Only the pictures stay out; every record is to be quoted exactly.

==*==

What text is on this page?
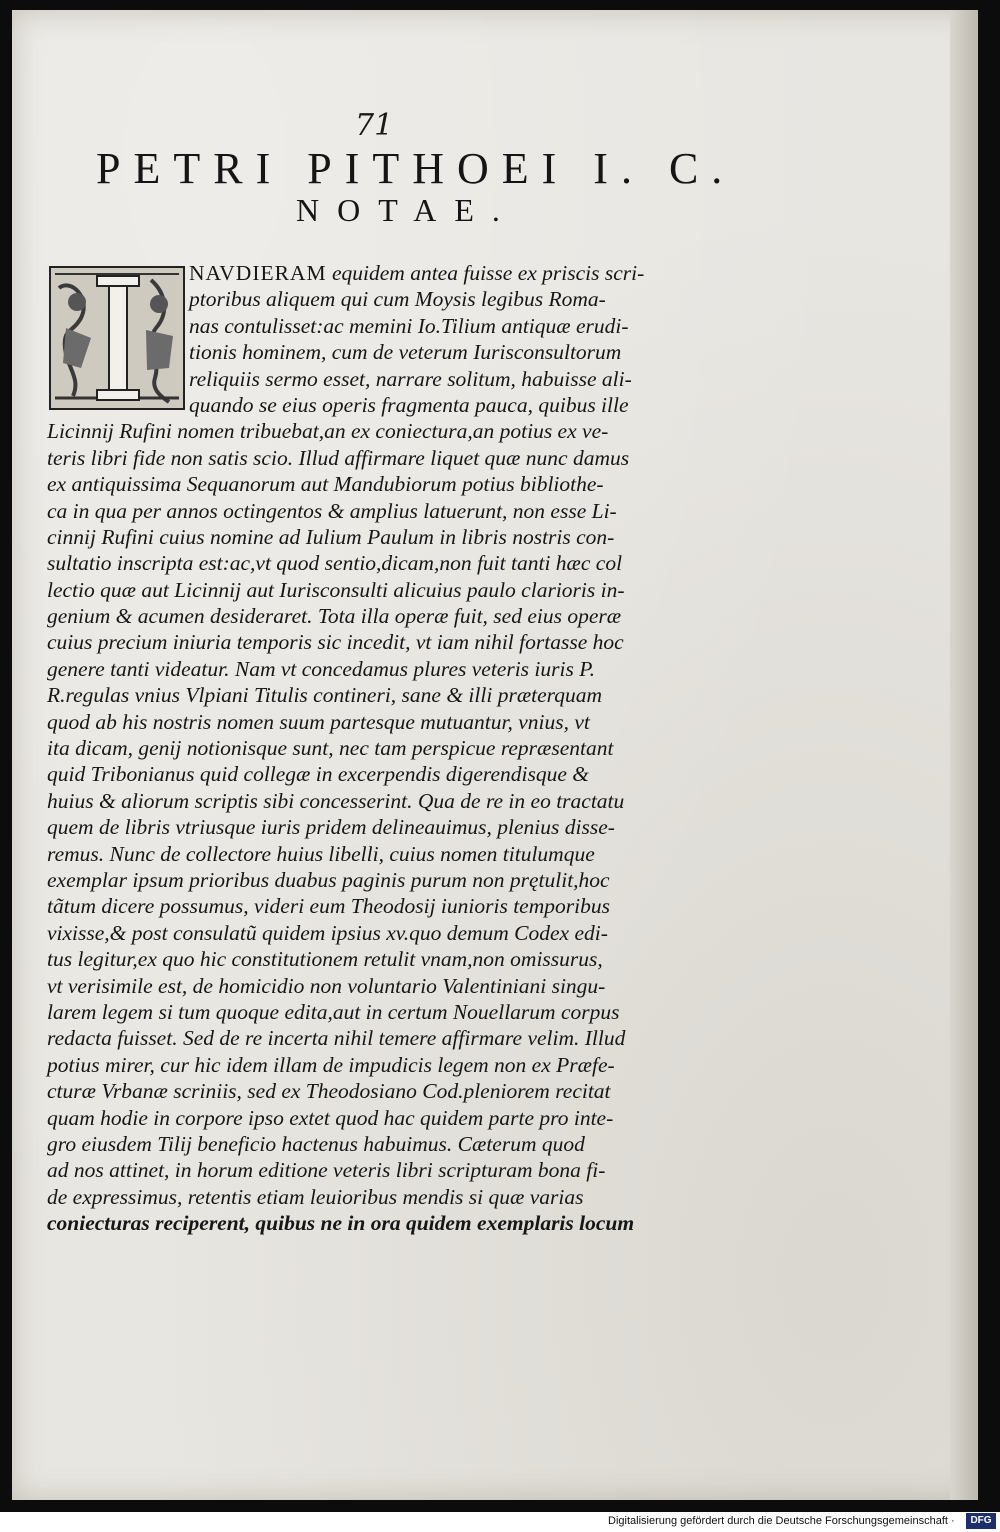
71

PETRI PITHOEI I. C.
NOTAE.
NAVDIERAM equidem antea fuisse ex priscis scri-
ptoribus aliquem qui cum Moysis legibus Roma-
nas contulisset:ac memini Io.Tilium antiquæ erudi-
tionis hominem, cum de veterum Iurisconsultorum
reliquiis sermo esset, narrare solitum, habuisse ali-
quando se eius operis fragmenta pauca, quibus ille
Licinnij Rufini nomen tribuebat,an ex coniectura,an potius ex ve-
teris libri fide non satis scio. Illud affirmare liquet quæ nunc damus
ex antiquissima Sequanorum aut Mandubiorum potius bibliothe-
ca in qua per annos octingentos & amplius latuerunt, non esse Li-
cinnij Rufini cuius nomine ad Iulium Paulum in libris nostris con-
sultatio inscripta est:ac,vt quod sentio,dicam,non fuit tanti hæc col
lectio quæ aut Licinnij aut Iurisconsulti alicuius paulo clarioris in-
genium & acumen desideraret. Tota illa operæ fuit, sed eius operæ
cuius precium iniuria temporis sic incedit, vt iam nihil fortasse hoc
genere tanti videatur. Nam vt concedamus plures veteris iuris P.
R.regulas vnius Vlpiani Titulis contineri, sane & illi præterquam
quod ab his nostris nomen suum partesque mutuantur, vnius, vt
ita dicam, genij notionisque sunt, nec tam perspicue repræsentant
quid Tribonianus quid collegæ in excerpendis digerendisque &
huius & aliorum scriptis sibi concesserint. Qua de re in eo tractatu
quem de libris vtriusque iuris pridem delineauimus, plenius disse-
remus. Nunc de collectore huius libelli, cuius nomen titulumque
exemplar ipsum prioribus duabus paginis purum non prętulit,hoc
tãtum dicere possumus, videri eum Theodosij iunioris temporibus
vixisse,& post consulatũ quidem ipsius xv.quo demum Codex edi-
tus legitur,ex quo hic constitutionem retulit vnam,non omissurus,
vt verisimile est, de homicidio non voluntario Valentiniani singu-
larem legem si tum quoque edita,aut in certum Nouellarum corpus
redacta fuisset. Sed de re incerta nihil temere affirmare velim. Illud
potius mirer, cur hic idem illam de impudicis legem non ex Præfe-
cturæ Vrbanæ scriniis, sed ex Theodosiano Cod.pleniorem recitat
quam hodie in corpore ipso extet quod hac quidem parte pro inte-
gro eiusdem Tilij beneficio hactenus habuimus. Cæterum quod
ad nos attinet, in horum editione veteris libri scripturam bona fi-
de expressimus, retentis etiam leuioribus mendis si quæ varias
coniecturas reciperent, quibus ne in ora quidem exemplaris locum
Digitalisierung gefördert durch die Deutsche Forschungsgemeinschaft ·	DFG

==*==

Answer to this exercise:
What text is on this page?
71

PETRI PITHOEI I. C.
NOTAE.
NAVDIERAM equidem antea fuisse ex priscis scri-
ptoribus aliquem qui cum Moysis legibus Roma-
nas contulisset:ac memini Io.Tilium antiquæ erudi-
tionis hominem, cum de veterum Iurisconsultorum
reliquiis sermo esset, narrare solitum, habuisse ali-
quando se eius operis fragmenta pauca, quibus ille
Licinnij Rufini nomen tribuebat,an ex coniectura,an potius ex ve-
teris libri fide non satis scio. Illud affirmare liquet quæ nunc damus
ex antiquissima Sequanorum aut Mandubiorum potius bibliothe-
ca in qua per annos octingentos & amplius latuerunt, non esse Li-
cinnij Rufini cuius nomine ad Iulium Paulum in libris nostris con-
sultatio inscripta est:ac,vt quod sentio,dicam,non fuit tanti hæc col
lectio quæ aut Licinnij aut Iurisconsulti alicuius paulo clarioris in-
genium & acumen desideraret. Tota illa operæ fuit, sed eius operæ
cuius precium iniuria temporis sic incedit, vt iam nihil fortasse hoc
genere tanti videatur. Nam vt concedamus plures veteris iuris P.
R.regulas vnius Vlpiani Titulis contineri, sane & illi præterquam
quod ab his nostris nomen suum partesque mutuantur, vnius, vt
ita dicam, genij notionisque sunt, nec tam perspicue repræsentant
quid Tribonianus quid collegæ in excerpendis digerendisque &
huius & aliorum scriptis sibi concesserint. Qua de re in eo tractatu
quem de libris vtriusque iuris pridem delineauimus, plenius disse-
remus. Nunc de collectore huius libelli, cuius nomen titulumque
exemplar ipsum prioribus duabus paginis purum non prętulit,hoc
tãtum dicere possumus, videri eum Theodosij iunioris temporibus
vixisse,& post consulatũ quidem ipsius xv.quo demum Codex edi-
tus legitur,ex quo hic constitutionem retulit vnam,non omissurus,
vt verisimile est, de homicidio non voluntario Valentiniani singu-
larem legem si tum quoque edita,aut in certum Nouellarum corpus
redacta fuisset. Sed de re incerta nihil temere affirmare velim. Illud
potius mirer, cur hic idem illam de impudicis legem non ex Præfe-
cturæ Vrbanæ scriniis, sed ex Theodosiano Cod.pleniorem recitat
quam hodie in corpore ipso extet quod hac quidem parte pro inte-
gro eiusdem Tilij beneficio hactenus habuimus. Cæterum quod
ad nos attinet, in horum editione veteris libri scripturam bona fi-
de expressimus, retentis etiam leuioribus mendis si quæ varias
coniecturas reciperent, quibus ne in ora quidem exemplaris locum
Digitalisierung gefördert durch die Deutsche Forschungsgemeinschaft ·	DFG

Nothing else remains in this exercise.